┌──
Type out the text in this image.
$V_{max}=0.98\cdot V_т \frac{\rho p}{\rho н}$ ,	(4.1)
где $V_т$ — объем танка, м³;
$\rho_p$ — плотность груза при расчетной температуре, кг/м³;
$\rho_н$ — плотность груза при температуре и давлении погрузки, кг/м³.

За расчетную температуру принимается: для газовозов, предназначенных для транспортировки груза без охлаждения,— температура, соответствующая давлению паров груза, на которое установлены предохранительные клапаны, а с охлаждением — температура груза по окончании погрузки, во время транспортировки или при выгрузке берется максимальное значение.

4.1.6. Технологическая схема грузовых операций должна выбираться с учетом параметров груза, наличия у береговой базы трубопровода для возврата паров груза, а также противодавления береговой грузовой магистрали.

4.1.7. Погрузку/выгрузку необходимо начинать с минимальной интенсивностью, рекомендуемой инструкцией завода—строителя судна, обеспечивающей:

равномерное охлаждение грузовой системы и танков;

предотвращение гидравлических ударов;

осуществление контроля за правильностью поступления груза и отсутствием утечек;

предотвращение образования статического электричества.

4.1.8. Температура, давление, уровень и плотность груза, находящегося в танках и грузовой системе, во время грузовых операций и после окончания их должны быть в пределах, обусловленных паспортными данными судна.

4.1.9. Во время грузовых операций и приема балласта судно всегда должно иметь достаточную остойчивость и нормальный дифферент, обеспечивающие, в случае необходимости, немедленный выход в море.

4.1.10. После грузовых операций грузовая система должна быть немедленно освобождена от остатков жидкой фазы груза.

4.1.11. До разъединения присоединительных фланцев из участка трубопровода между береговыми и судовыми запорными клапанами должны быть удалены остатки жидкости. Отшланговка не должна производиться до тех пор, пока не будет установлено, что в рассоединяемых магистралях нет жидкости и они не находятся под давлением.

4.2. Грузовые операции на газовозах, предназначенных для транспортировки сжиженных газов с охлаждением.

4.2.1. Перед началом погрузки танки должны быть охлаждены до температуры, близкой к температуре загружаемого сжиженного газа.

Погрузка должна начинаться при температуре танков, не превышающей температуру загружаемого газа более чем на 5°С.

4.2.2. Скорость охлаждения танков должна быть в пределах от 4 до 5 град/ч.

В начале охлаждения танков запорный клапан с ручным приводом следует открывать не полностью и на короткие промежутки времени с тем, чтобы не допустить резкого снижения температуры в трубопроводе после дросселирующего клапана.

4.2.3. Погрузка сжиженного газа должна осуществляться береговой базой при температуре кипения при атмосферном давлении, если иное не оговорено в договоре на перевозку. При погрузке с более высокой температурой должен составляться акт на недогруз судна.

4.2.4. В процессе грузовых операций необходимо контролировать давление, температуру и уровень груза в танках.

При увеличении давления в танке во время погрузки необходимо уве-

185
└──
▶ _Problem statement_
Find every line in the records above that holds the word "время", and copy each one.

▶ _Written solution_
За расчетную температуру принимается: для газовозов, предназначенных для транспортировки груза без охлаждения,— температура, соответствующая давлению паров груза, на которое установлены предохранительные клапаны, а с охлаждением — температура груза по окончании погрузки, во время транспортировки или при выгрузке берется максимальное значение.
4.1.8. Температура, давление, уровень и плотность груза, находящегося в танках и грузовой системе, во время грузовых операций и после окончания их должны быть в пределах, обусловленных паспортными данными судна.
4.1.9. Во время грузовых операций и приема балласта судно всегда должно иметь достаточную остойчивость и нормальный дифферент, обеспечивающие, в случае необходимости, немедленный выход в море.
При увеличении давления в танке во время погрузки необходимо уве-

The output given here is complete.